Find each line containing the string "Assignment". Copy it.

* [PROVIDED DATA]
** Start **
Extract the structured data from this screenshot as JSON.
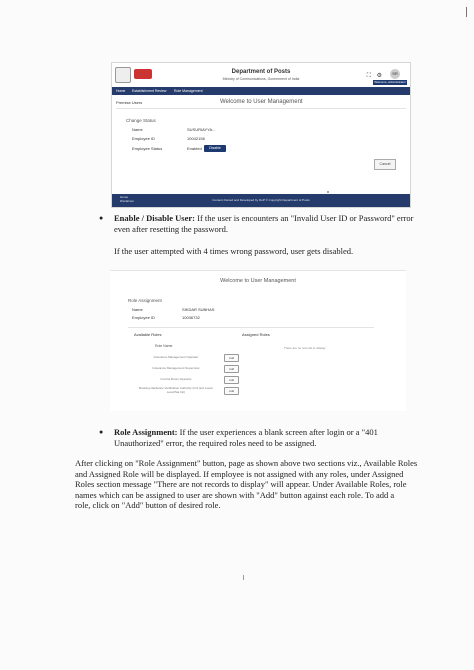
{
  "screenshot1": {
    "dept_title": "Department of Posts",
    "dept_subtitle": "Ministry of Communications, Government of India",
    "header_icons": "⛶ ⚙",
    "avatar": "SR",
    "user_bar": "Welcome, Administrator",
    "nav": [
      "Home",
      "Establishment Review",
      "Role Management"
    ],
    "side_label": "Premise Users",
    "welcome": "Welcome to User Management",
    "change_status": "Change Status",
    "fields": [
      {
        "label": "Name",
        "value": "SUSURIAYYA..."
      },
      {
        "label": "Employee ID",
        "value": "10042156"
      },
      {
        "label": "Employee Status",
        "value": "Enabled"
      }
    ],
    "disable_button": "Disable",
    "cancel_button": "Cancel",
    "footer_left": "Home\nDisclaimer",
    "footer_center": "Content Owned and Developed by DoP © Copyright Department of Posts"
  },
  "bullet1": {
    "heading": "Enable / Disable User:",
    "text_line1": " If the user is encounters an \"Invalid User ID or Password\" error",
    "text_line2": "even after resetting the password."
  },
  "para1": "If the user attempted with 4 times wrong password, user gets disabled.",
  "screenshot2": {
    "welcome": "Welcome to User Management",
    "role_assignment": "Role Assignment",
    "fields": [
      {
        "label": "Name",
        "value": "SIKDAR SUBHAS"
      },
      {
        "label": "Employee ID",
        "value": "10036732"
      }
    ],
    "available_roles": "Available Roles",
    "assigned_roles": "Assigned Roles",
    "role_name": "Role Name",
    "no_records": "There are no records to display",
    "roles": [
      "Grievance Management Operator",
      "Grievance Management Supervisor",
      "Control Room Operator",
      "Booking Hardware Verification Authority (Incl and Lower Level/Sat Op)"
    ],
    "add_label": "Add"
  },
  "bullet2": {
    "heading": "Role Assignment:",
    "text_line1": " If the user experiences a blank screen after login or a \"401",
    "text_line2": "Unauthorized\" error, the required roles need to be assigned."
  },
  "para2": [
    "After clicking on \"Role Assignment\" button, page as shown above two sections viz., Available Roles",
    "and Assigned Role will be displayed.  If employee is not assigned with any roles, under Assigned",
    "Roles section message \"There are not records to display\" will appear.  Under Available Roles, role",
    "names which can be assigned to user are shown with \"Add\" button against each role.     To add a",
    "role, click on \"Add\" button of desired role."
  ]
}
** End **
* [FINISHED ANSWER]
    "role_assignment": "Role Assignment",
    "heading": "Role Assignment:",
    "After clicking on \"Role Assignment\" button, page as shown above two sections viz., Available Roles",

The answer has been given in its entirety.